>> begin GIVEN ENTRIES

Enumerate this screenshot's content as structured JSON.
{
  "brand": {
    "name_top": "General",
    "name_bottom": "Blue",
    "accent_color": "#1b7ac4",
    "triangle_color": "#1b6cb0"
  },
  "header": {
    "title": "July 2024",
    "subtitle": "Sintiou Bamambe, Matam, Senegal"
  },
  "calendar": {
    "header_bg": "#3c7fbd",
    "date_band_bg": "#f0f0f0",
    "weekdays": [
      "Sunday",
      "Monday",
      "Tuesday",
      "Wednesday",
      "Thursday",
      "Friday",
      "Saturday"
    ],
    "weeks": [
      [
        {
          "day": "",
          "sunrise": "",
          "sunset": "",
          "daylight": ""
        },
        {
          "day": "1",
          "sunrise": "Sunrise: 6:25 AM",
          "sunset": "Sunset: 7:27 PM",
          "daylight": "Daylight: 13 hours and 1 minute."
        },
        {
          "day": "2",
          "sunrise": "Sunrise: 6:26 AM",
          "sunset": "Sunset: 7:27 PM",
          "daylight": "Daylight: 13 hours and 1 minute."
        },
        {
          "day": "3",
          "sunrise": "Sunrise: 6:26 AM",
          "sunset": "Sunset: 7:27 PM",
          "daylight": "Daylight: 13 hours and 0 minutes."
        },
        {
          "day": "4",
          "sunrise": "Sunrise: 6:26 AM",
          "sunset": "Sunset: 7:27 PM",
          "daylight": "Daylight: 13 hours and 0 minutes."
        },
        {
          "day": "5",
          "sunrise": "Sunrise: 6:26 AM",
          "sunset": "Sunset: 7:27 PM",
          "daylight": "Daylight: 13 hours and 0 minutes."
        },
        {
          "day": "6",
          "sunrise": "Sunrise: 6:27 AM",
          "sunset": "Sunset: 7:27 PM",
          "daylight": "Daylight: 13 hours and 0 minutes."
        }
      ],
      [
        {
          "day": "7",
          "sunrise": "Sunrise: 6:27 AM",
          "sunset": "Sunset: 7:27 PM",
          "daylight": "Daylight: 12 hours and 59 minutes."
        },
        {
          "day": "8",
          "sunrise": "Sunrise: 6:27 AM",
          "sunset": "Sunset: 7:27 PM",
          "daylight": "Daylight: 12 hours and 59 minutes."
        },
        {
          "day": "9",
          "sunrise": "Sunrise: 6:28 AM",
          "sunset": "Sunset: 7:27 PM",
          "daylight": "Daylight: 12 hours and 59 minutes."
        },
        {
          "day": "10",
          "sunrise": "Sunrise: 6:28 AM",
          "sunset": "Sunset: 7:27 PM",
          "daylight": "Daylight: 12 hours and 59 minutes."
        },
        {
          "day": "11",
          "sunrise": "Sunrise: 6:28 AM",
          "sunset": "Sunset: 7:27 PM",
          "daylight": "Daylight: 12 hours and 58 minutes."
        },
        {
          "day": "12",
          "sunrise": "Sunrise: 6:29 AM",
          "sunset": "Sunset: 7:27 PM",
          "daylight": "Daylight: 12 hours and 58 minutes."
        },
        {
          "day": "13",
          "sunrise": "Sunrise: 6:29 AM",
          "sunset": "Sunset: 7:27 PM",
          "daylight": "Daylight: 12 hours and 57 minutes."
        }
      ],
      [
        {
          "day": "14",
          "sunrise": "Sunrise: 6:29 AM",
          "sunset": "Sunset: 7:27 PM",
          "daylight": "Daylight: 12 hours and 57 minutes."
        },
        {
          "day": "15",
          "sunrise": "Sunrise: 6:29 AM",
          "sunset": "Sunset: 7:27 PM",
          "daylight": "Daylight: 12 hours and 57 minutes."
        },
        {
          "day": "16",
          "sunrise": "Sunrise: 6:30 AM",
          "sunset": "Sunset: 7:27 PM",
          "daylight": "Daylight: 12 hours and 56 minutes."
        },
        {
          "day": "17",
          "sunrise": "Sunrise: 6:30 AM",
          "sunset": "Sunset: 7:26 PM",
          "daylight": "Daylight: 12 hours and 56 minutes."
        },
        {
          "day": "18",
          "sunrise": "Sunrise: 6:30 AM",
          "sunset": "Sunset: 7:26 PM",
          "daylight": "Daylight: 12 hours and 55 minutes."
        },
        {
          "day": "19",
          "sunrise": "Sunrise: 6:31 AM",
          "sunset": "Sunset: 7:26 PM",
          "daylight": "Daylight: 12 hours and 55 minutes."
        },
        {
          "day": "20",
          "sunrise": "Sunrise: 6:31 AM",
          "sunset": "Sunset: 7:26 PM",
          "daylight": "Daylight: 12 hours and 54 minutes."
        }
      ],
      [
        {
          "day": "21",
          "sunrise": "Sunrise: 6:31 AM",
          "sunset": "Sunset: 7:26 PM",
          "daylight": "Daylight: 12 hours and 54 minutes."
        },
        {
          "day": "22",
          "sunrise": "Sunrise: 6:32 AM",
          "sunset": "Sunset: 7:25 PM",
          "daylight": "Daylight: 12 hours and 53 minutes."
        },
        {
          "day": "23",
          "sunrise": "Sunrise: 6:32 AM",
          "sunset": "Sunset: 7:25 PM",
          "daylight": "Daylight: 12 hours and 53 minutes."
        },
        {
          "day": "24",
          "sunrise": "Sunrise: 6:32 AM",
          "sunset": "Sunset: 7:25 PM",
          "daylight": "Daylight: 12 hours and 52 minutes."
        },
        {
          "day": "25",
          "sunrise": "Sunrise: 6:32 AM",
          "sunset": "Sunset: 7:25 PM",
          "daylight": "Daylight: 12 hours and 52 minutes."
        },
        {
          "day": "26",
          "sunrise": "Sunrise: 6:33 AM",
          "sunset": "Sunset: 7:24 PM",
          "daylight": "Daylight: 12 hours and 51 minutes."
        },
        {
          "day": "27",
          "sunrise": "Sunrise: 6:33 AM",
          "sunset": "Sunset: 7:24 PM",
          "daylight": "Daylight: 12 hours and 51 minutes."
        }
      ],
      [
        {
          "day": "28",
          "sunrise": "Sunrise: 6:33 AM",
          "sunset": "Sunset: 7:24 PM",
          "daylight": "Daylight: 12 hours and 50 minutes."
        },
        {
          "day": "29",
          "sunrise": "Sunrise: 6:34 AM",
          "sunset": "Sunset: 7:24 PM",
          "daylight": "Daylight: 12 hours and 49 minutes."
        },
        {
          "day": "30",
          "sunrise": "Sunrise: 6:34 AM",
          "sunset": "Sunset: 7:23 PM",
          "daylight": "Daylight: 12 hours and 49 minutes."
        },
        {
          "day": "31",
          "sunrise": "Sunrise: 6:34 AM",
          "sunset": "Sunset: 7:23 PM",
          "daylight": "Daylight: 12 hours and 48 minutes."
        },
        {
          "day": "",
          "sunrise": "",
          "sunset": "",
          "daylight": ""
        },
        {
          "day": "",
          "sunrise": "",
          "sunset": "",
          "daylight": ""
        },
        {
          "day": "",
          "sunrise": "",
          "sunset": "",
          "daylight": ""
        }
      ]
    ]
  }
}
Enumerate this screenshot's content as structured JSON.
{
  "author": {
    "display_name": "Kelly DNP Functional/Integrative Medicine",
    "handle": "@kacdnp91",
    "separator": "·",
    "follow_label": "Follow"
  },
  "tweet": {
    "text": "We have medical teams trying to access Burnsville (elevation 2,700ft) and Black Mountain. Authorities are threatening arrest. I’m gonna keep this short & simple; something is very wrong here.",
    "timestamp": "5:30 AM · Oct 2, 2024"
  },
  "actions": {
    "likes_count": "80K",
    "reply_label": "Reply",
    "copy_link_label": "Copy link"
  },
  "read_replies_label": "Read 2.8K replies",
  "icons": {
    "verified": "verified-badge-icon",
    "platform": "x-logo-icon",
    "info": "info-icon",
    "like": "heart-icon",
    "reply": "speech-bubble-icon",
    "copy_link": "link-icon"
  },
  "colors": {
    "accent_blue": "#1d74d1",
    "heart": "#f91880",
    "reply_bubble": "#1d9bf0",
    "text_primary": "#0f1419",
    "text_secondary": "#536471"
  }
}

>> end GIVEN ENTRIES

DO THIS: Scan the lines for the string "link". Pick out every line that has it.

PROBLEM SOLUTION:
    "copy_link_label": "Copy link"
    "copy_link": "link-icon"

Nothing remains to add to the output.